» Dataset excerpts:
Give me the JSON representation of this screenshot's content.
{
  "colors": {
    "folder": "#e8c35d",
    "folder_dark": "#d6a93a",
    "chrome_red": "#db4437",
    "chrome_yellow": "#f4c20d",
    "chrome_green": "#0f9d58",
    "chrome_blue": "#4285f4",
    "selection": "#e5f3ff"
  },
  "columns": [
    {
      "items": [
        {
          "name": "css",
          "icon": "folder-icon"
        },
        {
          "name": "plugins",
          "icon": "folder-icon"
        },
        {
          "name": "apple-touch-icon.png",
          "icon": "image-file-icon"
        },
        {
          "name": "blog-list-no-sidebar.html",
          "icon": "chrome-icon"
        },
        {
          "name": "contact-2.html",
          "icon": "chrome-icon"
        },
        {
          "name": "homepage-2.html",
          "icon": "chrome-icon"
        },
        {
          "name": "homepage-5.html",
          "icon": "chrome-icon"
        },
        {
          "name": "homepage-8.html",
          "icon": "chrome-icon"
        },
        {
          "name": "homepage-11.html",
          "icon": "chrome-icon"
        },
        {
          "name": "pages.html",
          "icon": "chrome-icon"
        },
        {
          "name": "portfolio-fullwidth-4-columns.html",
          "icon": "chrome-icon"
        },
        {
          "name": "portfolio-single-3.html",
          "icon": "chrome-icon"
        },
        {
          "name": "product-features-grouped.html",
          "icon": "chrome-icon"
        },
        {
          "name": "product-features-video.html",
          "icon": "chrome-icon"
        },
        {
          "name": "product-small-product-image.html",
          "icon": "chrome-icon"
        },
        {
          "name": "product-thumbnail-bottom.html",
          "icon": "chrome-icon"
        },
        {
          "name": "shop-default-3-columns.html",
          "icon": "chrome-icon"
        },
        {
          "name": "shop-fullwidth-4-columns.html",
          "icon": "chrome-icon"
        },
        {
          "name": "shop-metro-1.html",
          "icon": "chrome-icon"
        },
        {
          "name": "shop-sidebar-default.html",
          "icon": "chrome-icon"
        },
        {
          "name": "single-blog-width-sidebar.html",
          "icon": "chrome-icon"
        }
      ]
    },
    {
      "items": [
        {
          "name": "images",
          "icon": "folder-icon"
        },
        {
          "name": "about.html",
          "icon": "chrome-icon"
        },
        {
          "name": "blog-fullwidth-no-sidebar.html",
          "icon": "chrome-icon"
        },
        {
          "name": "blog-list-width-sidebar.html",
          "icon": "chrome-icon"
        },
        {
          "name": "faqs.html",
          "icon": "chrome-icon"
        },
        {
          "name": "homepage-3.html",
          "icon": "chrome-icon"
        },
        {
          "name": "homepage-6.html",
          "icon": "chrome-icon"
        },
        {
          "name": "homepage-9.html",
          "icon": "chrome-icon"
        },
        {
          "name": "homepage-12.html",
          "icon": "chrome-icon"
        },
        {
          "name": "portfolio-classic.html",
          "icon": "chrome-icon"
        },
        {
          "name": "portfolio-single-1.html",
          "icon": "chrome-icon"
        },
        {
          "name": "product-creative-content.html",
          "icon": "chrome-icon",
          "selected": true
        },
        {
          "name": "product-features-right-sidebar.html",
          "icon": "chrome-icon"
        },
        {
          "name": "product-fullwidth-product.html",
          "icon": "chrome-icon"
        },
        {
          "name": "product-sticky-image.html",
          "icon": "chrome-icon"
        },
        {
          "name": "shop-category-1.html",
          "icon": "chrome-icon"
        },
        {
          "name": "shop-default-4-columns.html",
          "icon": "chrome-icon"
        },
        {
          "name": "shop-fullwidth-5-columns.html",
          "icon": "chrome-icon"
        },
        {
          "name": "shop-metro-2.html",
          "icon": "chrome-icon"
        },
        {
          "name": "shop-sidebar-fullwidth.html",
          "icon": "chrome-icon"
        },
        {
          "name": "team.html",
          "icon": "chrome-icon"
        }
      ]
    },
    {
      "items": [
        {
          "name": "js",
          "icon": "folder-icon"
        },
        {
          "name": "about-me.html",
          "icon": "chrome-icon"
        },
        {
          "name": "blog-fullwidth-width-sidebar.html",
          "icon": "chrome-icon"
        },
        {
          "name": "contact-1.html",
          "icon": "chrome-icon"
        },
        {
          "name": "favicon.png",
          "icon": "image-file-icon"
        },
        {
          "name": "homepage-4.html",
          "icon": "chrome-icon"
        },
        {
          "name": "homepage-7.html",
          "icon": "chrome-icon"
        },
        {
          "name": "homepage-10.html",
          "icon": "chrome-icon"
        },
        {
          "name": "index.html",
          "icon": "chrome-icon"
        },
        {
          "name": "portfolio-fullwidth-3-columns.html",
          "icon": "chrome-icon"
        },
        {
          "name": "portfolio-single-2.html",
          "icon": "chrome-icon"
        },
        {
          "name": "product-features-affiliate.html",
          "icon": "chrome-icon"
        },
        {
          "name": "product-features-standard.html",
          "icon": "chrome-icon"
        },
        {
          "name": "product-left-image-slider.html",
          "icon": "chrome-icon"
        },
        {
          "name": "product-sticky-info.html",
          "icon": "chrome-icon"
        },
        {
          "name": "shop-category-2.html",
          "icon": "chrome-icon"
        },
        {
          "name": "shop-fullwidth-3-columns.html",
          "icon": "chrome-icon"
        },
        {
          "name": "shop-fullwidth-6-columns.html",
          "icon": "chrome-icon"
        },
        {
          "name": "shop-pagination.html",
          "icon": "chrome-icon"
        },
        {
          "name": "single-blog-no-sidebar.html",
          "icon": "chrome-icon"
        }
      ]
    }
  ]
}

» YOUR GOAL: Show each line of the data that contains the string "list".

» CORRECT RESPONSE:
          "name": "blog-list-no-sidebar.html",
          "name": "blog-list-width-sidebar.html",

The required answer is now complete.